Dataset entries on figures
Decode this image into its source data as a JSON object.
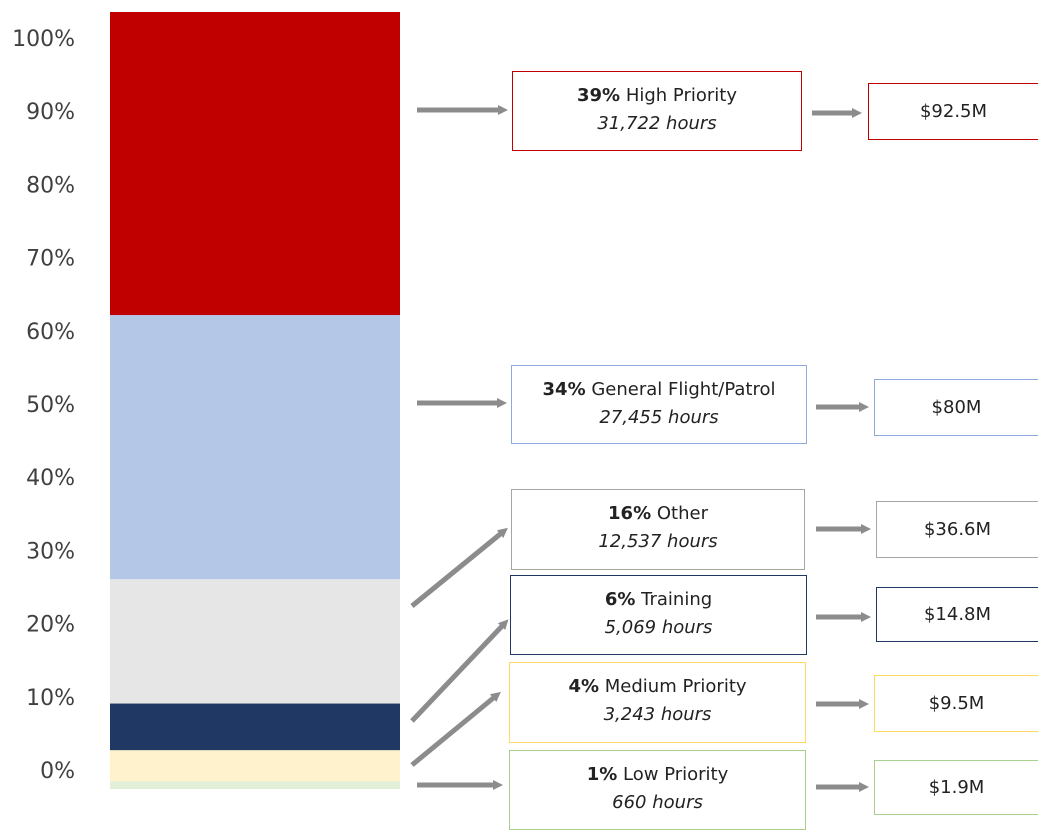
{
  "chart_data": {
    "type": "bar",
    "stacked": true,
    "ylim": [
      0,
      100
    ],
    "y_ticks": [
      "0%",
      "10%",
      "20%",
      "30%",
      "40%",
      "50%",
      "60%",
      "70%",
      "80%",
      "90%",
      "100%"
    ],
    "segments": [
      {
        "key": "low",
        "percent": 1,
        "pct_label": "1%",
        "name": "Low Priority",
        "hours": "660 hours",
        "cost": "$1.9M",
        "fill": "#e2efd9",
        "border": "#a9d18e"
      },
      {
        "key": "medium",
        "percent": 4,
        "pct_label": "4%",
        "name": "Medium Priority",
        "hours": "3,243 hours",
        "cost": "$9.5M",
        "fill": "#fff2cc",
        "border": "#ffd966"
      },
      {
        "key": "training",
        "percent": 6,
        "pct_label": "6%",
        "name": "Training",
        "hours": "5,069 hours",
        "cost": "$14.8M",
        "fill": "#1f3864",
        "border": "#1f3864"
      },
      {
        "key": "other",
        "percent": 16,
        "pct_label": "16%",
        "name": "Other",
        "hours": "12,537 hours",
        "cost": "$36.6M",
        "fill": "#e7e6e6",
        "border": "#a6a6a6"
      },
      {
        "key": "general",
        "percent": 34,
        "pct_label": "34%",
        "name": "General Flight/Patrol",
        "hours": "27,455 hours",
        "cost": "$80M",
        "fill": "#b4c7e7",
        "border": "#8faadc"
      },
      {
        "key": "high",
        "percent": 39,
        "pct_label": "39%",
        "name": "High Priority",
        "hours": "31,722 hours",
        "cost": "$92.5M",
        "fill": "#c00000",
        "border": "#c00000"
      }
    ],
    "arrow_color": "#8c8c8c"
  }
}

#### Task brief:
Each entry must be retyped word for word, with every image omitted.

#### Written answer:
Decode this image into its source data as a JSON object.
{
  "chart_data": {
    "type": "bar",
    "stacked": true,
    "ylim": [
      0,
      100
    ],
    "y_ticks": [
      "0%",
      "10%",
      "20%",
      "30%",
      "40%",
      "50%",
      "60%",
      "70%",
      "80%",
      "90%",
      "100%"
    ],
    "segments": [
      {
        "key": "low",
        "percent": 1,
        "pct_label": "1%",
        "name": "Low Priority",
        "hours": "660 hours",
        "cost": "$1.9M",
        "fill": "#e2efd9",
        "border": "#a9d18e"
      },
      {
        "key": "medium",
        "percent": 4,
        "pct_label": "4%",
        "name": "Medium Priority",
        "hours": "3,243 hours",
        "cost": "$9.5M",
        "fill": "#fff2cc",
        "border": "#ffd966"
      },
      {
        "key": "training",
        "percent": 6,
        "pct_label": "6%",
        "name": "Training",
        "hours": "5,069 hours",
        "cost": "$14.8M",
        "fill": "#1f3864",
        "border": "#1f3864"
      },
      {
        "key": "other",
        "percent": 16,
        "pct_label": "16%",
        "name": "Other",
        "hours": "12,537 hours",
        "cost": "$36.6M",
        "fill": "#e7e6e6",
        "border": "#a6a6a6"
      },
      {
        "key": "general",
        "percent": 34,
        "pct_label": "34%",
        "name": "General Flight/Patrol",
        "hours": "27,455 hours",
        "cost": "$80M",
        "fill": "#b4c7e7",
        "border": "#8faadc"
      },
      {
        "key": "high",
        "percent": 39,
        "pct_label": "39%",
        "name": "High Priority",
        "hours": "31,722 hours",
        "cost": "$92.5M",
        "fill": "#c00000",
        "border": "#c00000"
      }
    ],
    "arrow_color": "#8c8c8c"
  }
}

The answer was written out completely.